- **What is needed**: Extract every line of the material that holds the string "text".

- **Rows**:
====
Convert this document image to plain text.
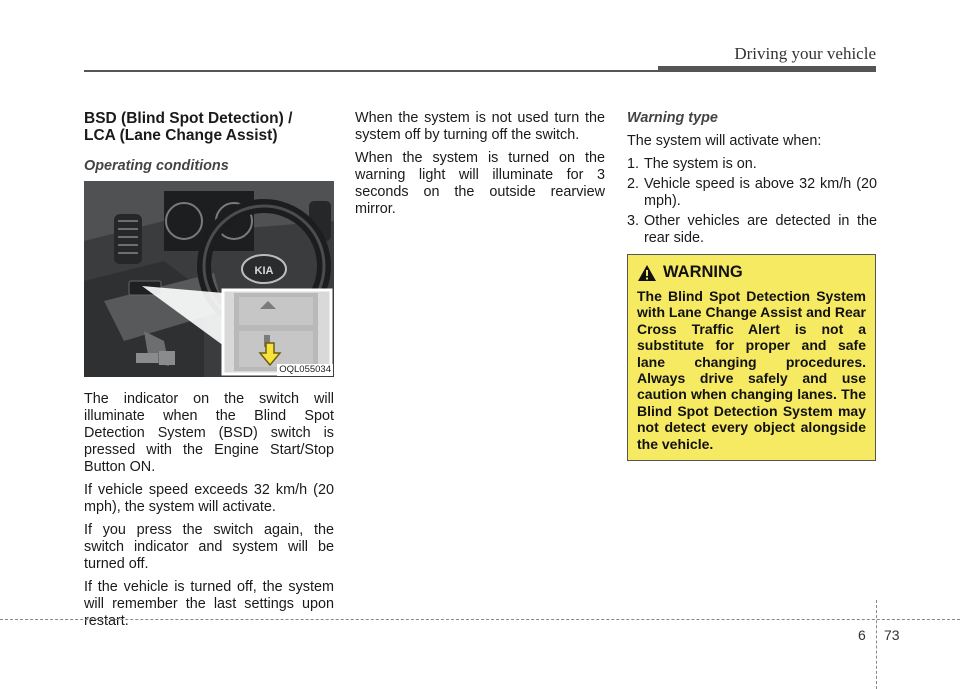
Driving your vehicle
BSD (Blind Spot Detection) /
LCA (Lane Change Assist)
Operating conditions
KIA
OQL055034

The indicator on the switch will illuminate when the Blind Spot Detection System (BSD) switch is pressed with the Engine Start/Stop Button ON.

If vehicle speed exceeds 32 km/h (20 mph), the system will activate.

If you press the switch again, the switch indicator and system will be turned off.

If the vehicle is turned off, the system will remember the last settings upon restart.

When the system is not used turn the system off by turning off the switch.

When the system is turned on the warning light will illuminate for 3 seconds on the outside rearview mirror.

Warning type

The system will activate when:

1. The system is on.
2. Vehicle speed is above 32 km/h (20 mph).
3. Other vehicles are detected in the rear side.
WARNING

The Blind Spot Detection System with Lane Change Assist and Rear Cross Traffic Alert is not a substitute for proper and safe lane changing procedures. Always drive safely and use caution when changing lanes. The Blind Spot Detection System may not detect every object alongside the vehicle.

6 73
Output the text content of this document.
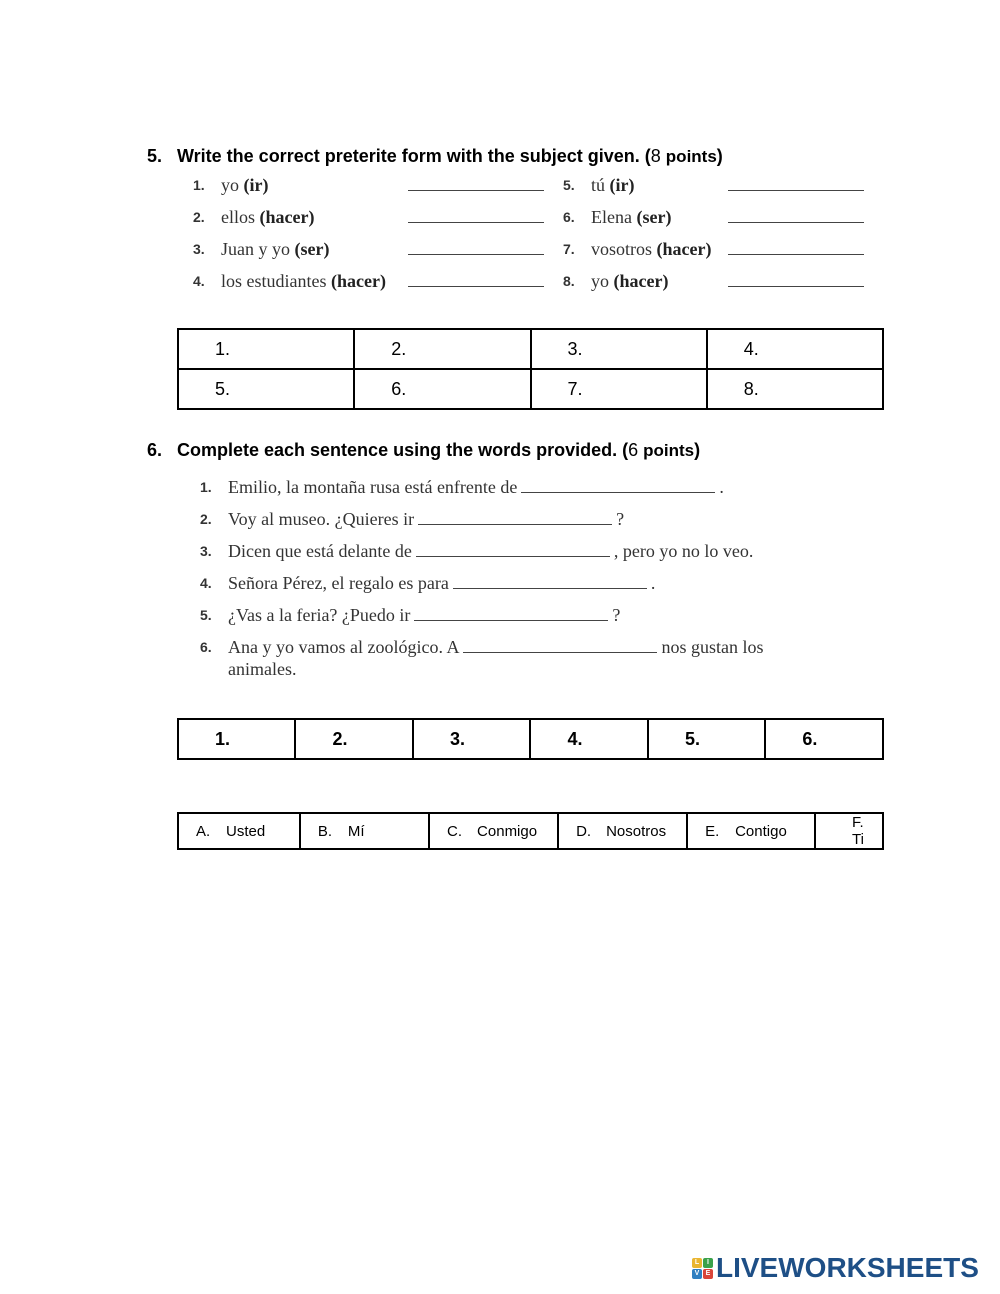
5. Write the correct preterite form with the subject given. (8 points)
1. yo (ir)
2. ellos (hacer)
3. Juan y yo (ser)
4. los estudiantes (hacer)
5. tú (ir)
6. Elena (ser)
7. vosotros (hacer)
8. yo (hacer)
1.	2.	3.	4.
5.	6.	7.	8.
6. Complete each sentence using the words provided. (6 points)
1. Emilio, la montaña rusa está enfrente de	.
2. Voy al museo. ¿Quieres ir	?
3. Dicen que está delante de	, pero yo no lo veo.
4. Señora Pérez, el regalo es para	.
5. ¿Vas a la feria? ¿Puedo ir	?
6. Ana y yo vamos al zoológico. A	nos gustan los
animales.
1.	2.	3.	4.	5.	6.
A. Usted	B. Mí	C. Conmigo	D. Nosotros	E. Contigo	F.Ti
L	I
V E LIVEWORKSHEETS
====
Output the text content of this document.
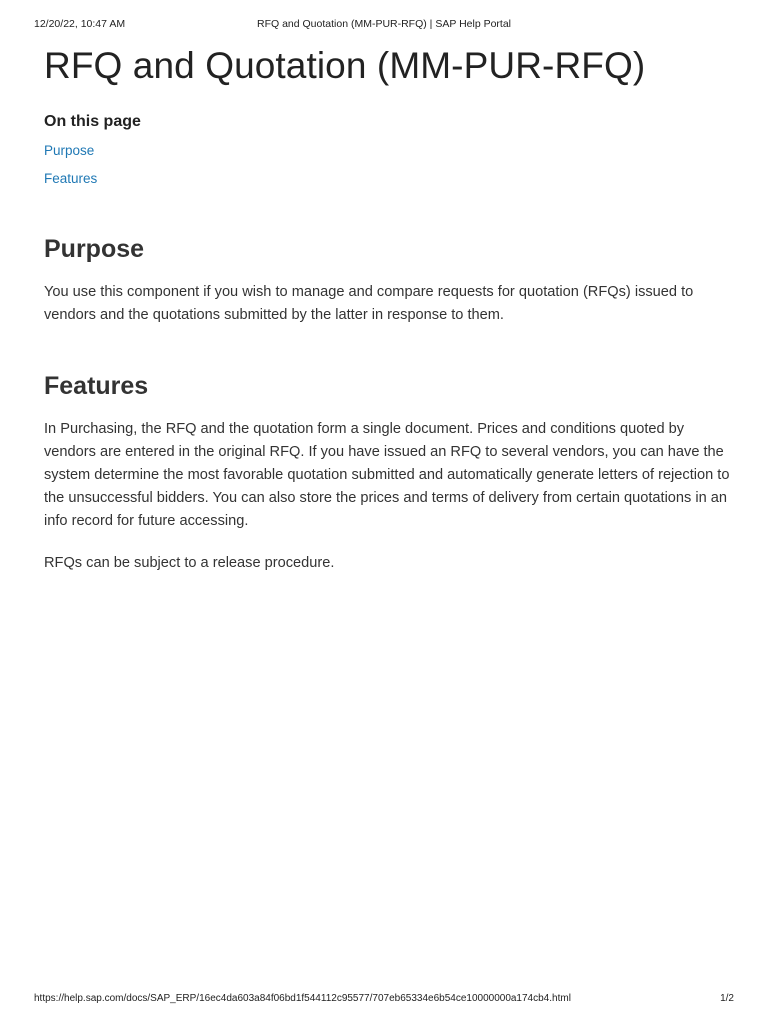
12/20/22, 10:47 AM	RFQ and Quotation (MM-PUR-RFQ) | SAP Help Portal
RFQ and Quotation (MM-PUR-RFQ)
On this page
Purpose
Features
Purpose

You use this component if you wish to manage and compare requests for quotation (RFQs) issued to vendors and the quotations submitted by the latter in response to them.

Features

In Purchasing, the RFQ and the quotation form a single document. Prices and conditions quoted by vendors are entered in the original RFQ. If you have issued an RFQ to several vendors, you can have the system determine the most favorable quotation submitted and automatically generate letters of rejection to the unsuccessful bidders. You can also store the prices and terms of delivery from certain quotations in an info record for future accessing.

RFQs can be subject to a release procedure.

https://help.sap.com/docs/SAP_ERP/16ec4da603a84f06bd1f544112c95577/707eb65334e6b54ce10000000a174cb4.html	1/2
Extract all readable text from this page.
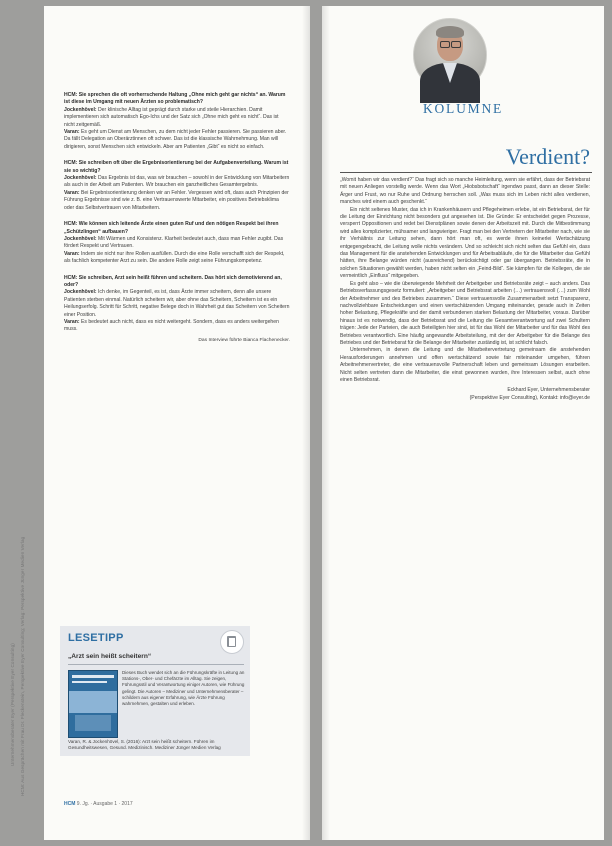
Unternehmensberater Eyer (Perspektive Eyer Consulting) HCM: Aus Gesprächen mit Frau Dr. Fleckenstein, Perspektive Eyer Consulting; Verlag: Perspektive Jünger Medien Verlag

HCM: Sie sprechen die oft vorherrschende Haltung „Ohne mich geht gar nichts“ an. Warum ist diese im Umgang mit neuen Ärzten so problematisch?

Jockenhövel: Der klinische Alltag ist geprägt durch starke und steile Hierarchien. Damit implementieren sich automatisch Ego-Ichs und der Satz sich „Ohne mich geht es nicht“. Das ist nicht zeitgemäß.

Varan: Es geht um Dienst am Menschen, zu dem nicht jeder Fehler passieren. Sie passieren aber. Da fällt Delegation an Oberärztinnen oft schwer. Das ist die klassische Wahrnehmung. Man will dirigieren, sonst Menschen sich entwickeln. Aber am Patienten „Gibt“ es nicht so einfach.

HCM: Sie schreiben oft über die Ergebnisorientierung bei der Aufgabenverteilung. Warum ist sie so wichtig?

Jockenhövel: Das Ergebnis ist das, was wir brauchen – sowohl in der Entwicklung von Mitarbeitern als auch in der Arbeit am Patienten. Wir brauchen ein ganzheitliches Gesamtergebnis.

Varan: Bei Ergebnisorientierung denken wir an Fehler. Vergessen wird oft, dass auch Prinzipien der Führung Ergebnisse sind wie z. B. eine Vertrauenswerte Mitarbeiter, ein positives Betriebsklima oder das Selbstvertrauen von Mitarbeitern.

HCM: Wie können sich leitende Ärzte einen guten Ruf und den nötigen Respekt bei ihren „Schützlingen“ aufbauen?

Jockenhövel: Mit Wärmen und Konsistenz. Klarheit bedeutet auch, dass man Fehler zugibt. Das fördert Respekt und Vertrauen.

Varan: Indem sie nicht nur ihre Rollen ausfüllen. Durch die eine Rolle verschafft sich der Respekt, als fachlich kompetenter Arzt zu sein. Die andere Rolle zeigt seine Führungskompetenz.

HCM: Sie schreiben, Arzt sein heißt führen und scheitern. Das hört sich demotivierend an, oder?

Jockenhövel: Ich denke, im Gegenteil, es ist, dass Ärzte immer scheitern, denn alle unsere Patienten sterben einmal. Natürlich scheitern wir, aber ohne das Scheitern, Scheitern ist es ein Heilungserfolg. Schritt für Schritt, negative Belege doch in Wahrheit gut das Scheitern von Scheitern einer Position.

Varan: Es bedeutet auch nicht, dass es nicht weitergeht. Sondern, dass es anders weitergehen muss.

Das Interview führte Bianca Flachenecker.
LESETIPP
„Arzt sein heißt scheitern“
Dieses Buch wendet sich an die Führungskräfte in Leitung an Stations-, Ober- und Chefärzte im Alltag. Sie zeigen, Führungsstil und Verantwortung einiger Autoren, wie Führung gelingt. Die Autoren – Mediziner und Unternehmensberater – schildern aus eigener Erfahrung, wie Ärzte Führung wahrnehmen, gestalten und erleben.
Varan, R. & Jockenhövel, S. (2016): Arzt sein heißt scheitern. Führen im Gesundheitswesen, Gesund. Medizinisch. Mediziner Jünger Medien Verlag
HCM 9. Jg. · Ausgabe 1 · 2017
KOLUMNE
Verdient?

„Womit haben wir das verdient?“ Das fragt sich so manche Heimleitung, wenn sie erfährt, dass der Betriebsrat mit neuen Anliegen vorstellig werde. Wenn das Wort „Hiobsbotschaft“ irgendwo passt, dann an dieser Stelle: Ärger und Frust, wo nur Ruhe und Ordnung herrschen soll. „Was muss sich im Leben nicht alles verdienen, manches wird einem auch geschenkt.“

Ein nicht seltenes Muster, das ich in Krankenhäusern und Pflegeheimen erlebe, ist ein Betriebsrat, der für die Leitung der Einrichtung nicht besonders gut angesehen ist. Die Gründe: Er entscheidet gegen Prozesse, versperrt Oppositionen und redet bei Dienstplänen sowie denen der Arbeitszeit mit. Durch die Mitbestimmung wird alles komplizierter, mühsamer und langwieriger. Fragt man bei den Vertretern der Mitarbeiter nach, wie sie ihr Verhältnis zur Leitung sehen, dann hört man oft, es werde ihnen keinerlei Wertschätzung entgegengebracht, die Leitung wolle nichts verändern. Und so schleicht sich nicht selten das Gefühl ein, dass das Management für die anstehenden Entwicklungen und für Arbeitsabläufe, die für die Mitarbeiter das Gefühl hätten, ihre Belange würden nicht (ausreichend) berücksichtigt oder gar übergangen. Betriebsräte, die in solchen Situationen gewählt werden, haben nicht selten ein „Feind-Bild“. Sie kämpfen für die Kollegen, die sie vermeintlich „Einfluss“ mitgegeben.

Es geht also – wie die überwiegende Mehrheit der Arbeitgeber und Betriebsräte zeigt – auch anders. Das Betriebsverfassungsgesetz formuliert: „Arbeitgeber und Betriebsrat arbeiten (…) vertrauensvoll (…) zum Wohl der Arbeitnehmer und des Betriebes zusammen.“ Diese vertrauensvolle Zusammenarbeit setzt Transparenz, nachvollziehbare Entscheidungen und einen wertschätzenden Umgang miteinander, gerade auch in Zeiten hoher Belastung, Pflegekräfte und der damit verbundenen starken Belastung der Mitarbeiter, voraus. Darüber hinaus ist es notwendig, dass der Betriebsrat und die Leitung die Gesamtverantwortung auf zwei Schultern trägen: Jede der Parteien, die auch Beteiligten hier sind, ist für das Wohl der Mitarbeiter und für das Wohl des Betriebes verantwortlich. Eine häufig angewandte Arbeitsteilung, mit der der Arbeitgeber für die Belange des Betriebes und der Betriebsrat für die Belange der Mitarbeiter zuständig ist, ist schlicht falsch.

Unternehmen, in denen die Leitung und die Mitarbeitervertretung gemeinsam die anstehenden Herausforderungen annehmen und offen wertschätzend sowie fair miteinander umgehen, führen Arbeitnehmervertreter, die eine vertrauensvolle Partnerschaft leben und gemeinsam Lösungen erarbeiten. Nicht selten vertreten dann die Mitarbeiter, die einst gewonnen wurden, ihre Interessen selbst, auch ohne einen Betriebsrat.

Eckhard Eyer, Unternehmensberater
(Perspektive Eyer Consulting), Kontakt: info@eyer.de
====
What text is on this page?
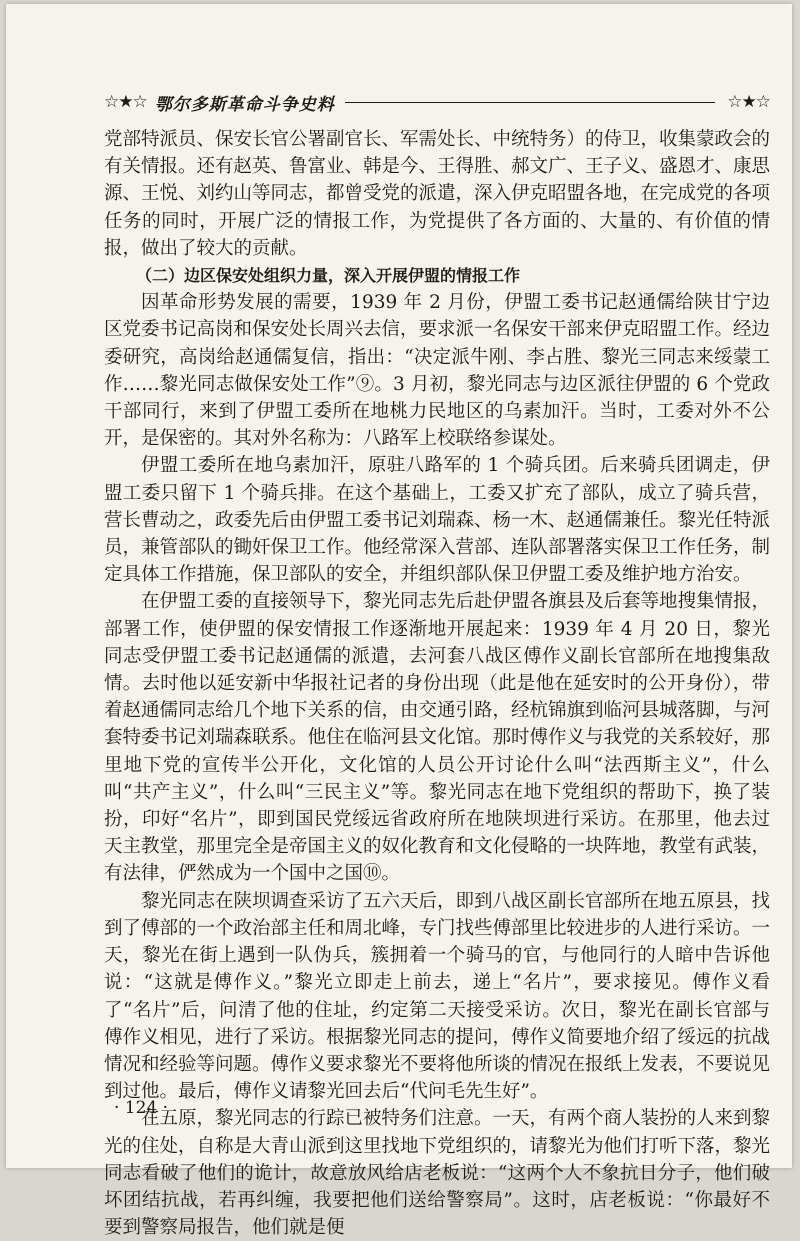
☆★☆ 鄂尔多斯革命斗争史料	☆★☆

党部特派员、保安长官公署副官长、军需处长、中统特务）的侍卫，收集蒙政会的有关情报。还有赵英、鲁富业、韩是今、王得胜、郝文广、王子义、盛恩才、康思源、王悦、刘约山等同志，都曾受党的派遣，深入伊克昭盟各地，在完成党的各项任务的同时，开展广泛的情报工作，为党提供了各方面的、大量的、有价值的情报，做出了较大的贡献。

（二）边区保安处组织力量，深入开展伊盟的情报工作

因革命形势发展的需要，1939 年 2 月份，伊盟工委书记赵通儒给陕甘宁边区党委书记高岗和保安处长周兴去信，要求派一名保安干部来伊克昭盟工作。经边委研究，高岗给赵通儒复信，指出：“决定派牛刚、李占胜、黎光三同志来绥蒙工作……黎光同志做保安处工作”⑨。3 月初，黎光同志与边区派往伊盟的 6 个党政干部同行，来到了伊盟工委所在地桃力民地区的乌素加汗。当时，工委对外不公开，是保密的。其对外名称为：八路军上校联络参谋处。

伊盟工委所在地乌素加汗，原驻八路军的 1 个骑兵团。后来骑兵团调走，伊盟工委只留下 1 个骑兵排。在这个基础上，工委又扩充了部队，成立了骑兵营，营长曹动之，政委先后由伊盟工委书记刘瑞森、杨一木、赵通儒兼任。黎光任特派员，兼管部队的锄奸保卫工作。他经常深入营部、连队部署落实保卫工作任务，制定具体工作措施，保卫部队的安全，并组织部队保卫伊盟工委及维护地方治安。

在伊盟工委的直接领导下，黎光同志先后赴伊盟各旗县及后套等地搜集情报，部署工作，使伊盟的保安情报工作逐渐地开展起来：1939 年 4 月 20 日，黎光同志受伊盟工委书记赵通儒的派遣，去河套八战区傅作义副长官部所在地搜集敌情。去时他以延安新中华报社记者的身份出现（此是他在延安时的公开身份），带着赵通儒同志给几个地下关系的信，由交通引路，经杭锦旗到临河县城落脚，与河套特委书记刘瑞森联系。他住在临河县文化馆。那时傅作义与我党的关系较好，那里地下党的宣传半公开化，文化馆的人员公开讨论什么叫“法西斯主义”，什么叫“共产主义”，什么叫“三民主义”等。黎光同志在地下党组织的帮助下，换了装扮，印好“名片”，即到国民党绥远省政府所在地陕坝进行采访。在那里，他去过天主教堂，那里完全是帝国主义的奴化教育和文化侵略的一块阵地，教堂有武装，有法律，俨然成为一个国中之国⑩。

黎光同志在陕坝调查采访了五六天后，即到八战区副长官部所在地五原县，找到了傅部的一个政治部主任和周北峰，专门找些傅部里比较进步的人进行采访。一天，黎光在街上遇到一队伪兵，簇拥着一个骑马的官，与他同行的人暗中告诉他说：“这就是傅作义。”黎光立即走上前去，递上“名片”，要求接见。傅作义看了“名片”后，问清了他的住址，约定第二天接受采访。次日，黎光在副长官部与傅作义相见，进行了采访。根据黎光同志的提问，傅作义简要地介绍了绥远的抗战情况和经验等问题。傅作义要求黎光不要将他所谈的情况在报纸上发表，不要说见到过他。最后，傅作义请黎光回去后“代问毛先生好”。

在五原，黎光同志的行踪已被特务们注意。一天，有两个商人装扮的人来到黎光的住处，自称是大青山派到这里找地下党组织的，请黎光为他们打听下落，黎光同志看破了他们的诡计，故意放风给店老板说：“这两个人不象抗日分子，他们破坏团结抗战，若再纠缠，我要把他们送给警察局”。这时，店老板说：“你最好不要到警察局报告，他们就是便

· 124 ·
====
- **Result**:
Convert this document image to plain text.
Output the text content of this document.
Output the text content of this document.
Extract all readable text from this page.
What text is on this page?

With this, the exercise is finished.